### WORK TO BE COMPLETED
Work out the number of lines with the word "information" in the material below, then reply with that number only.

### MATERIAL PROVIDED
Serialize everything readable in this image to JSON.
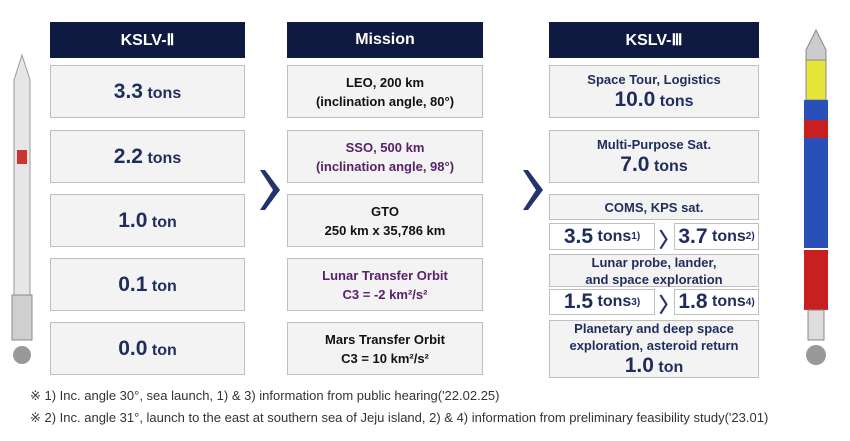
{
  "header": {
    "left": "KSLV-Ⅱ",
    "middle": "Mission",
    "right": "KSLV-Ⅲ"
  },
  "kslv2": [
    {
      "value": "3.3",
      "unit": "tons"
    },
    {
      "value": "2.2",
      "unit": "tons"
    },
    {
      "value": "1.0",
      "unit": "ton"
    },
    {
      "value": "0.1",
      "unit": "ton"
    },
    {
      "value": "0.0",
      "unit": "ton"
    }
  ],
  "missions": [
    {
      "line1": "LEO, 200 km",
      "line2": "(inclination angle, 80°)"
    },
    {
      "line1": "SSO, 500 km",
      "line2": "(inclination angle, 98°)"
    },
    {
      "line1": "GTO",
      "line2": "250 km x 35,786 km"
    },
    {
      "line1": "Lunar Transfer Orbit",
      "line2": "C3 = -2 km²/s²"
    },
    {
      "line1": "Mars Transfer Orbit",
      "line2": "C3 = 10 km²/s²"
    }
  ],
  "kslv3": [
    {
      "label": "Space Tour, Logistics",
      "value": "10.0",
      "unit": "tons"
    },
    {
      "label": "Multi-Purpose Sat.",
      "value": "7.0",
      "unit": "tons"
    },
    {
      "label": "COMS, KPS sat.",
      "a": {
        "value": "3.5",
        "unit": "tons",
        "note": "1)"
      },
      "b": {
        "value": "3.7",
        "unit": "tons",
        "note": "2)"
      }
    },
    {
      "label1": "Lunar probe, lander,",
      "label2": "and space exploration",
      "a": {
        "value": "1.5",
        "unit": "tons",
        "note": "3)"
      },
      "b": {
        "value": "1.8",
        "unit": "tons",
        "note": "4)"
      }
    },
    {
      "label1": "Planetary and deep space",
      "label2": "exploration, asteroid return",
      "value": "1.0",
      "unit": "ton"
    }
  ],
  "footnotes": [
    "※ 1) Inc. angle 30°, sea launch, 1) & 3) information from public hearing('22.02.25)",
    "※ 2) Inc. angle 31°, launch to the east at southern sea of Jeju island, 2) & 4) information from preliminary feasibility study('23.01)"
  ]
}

---

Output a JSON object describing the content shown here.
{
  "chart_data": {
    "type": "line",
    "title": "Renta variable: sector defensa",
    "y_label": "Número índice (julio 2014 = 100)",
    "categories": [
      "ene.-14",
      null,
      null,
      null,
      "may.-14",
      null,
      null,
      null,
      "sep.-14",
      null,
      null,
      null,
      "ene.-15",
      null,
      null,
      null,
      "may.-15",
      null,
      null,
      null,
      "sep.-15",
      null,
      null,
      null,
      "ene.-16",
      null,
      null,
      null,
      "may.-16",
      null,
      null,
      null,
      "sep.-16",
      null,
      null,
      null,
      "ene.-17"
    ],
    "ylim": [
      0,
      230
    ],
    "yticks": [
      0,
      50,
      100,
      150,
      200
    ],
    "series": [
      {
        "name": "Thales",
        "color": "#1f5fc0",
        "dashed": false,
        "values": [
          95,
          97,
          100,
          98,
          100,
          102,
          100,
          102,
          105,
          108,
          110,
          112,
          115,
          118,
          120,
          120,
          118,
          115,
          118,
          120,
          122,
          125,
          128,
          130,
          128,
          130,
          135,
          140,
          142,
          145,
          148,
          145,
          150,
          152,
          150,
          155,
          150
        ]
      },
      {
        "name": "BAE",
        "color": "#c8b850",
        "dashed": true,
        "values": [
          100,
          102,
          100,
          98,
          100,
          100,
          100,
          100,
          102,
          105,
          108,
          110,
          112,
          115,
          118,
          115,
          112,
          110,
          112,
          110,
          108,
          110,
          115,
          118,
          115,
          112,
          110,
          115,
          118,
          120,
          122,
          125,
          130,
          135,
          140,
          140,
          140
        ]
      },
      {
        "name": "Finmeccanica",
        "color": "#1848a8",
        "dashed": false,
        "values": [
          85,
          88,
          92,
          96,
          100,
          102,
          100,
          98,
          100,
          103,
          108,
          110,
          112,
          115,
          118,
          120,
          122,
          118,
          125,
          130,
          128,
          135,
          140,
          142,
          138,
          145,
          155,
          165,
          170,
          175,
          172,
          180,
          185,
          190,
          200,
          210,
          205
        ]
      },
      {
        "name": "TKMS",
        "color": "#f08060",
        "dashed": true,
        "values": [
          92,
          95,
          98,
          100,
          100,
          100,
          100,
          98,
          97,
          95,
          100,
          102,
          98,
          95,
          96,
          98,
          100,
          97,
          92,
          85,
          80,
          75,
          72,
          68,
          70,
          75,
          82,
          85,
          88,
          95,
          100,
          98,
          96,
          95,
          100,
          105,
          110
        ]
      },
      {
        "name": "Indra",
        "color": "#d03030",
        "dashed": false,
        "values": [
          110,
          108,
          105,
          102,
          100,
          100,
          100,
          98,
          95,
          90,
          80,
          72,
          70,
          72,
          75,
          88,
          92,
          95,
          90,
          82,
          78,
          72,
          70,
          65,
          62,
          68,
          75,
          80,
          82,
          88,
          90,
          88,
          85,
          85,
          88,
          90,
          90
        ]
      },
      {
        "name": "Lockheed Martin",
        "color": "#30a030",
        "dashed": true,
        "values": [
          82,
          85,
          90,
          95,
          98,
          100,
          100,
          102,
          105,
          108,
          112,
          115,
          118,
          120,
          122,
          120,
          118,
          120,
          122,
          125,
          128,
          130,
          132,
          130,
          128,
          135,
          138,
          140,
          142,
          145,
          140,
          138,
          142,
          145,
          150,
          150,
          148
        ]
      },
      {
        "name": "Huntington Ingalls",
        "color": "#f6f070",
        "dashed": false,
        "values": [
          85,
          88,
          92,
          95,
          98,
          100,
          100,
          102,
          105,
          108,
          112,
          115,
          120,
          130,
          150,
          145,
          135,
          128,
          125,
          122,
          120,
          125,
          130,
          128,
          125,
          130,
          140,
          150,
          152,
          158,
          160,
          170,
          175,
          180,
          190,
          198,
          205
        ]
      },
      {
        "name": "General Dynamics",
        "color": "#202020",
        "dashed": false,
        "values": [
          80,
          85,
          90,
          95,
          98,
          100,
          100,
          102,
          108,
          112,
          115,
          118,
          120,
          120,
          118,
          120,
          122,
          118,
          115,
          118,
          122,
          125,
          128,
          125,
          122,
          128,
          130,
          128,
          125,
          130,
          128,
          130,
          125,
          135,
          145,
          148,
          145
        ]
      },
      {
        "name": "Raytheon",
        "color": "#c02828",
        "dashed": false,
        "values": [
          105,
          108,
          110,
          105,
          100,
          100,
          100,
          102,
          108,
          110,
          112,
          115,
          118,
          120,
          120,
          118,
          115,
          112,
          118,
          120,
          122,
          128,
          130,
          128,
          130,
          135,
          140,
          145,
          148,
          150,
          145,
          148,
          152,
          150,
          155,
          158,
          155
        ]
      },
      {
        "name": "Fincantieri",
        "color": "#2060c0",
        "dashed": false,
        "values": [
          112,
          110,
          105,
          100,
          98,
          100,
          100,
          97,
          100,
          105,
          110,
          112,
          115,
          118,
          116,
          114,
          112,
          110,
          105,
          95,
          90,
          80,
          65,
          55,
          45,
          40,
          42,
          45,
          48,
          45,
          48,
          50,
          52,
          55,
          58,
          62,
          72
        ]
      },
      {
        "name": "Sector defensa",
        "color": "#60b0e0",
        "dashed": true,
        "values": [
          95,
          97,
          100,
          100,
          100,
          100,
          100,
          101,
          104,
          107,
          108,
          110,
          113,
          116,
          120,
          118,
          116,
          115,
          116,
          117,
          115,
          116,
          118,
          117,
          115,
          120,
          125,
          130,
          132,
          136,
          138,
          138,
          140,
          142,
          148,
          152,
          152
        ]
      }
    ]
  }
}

==

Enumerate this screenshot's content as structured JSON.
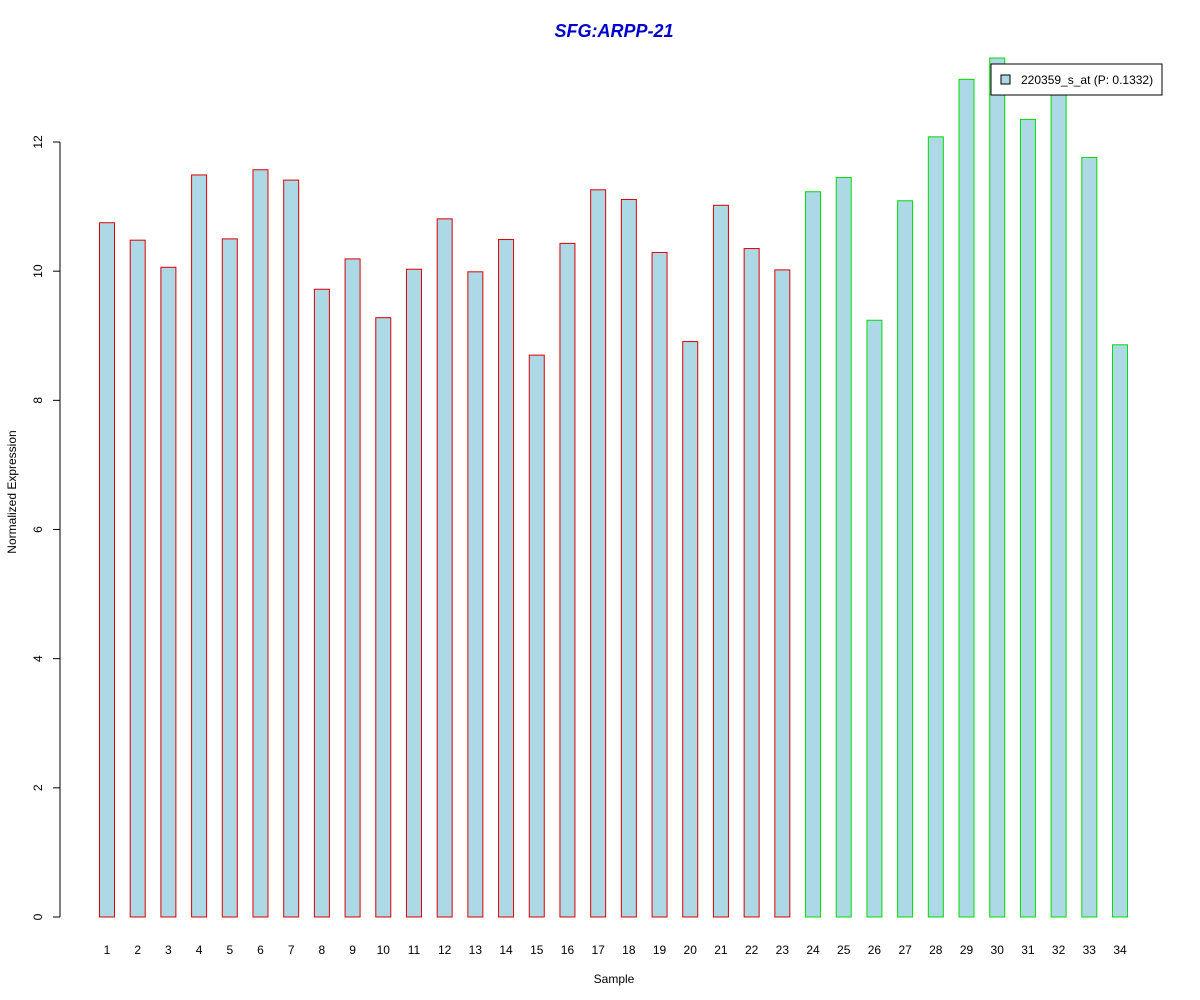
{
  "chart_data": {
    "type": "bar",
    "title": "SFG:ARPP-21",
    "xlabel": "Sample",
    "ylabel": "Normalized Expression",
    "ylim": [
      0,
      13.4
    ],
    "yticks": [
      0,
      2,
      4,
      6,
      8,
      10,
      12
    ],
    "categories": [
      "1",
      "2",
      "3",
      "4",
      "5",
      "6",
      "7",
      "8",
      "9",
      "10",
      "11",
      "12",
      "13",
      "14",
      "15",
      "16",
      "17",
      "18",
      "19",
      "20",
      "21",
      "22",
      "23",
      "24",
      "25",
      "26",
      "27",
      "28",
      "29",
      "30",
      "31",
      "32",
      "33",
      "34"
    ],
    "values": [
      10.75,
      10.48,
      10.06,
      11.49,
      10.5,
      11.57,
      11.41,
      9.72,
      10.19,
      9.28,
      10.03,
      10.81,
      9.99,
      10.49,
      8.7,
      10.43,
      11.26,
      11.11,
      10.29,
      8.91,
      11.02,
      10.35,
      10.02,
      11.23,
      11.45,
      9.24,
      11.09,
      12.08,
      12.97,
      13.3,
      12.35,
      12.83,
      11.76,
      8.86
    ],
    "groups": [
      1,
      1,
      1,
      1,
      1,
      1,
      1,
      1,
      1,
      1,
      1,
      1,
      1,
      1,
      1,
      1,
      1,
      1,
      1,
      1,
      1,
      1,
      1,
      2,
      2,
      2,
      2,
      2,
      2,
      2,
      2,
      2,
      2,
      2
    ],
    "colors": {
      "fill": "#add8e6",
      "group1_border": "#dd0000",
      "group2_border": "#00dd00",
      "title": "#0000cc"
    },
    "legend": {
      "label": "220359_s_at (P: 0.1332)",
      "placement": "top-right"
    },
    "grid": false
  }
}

### REPLY
2